* [Excerpted data]:
***

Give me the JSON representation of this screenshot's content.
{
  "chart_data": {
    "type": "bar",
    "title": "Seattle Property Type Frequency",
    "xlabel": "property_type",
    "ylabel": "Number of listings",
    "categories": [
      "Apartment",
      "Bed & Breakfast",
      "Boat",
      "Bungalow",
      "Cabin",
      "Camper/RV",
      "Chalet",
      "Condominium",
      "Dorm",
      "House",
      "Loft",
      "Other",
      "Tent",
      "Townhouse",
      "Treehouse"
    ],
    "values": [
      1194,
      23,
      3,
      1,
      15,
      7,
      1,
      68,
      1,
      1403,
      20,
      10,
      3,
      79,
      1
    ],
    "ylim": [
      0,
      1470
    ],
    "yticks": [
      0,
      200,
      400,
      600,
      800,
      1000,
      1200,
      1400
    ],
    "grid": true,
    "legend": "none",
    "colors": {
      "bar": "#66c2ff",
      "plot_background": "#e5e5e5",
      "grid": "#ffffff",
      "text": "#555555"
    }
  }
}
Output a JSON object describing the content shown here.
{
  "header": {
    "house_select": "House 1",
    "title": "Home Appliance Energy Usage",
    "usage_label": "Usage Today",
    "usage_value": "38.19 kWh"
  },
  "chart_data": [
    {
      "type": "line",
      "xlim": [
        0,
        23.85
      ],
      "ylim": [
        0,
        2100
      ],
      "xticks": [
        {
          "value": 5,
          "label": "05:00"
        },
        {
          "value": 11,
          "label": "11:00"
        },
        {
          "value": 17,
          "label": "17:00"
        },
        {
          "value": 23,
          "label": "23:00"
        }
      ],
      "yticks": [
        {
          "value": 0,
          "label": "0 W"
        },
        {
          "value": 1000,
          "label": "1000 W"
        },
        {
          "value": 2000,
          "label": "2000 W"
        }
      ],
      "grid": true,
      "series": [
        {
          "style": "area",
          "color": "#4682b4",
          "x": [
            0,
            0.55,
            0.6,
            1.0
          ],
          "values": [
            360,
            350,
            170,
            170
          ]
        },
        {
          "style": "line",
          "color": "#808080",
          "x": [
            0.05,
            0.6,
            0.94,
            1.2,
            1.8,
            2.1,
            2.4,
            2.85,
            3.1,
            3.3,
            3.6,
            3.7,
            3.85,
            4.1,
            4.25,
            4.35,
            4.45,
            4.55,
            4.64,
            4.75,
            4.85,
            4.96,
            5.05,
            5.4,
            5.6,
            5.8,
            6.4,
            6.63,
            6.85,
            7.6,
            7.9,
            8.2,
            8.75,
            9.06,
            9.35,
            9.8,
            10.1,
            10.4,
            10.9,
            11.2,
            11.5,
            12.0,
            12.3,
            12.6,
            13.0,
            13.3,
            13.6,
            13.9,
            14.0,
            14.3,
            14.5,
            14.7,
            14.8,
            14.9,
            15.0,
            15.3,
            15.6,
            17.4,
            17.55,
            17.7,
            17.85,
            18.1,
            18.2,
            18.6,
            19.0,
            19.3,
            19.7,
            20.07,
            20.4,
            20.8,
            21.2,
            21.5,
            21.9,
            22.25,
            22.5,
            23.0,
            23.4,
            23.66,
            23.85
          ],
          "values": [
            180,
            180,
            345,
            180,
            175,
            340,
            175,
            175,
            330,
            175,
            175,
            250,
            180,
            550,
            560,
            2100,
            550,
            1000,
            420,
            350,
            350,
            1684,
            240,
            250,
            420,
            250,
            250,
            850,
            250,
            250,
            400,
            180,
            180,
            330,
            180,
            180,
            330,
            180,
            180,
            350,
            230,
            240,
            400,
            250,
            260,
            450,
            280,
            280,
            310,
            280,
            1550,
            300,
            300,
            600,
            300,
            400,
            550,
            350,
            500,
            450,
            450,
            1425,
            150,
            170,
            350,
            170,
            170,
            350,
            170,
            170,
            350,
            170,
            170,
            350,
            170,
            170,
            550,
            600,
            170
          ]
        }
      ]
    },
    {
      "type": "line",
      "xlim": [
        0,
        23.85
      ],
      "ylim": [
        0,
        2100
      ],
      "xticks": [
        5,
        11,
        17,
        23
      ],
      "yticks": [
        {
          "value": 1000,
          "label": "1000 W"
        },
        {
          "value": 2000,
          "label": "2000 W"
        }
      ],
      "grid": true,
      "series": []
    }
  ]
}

***

Copy out every line holding the string "grid".

* [Correct response]:
    "grid": true,
      "grid": "#ffffff",
      "grid": true,
      "grid": true,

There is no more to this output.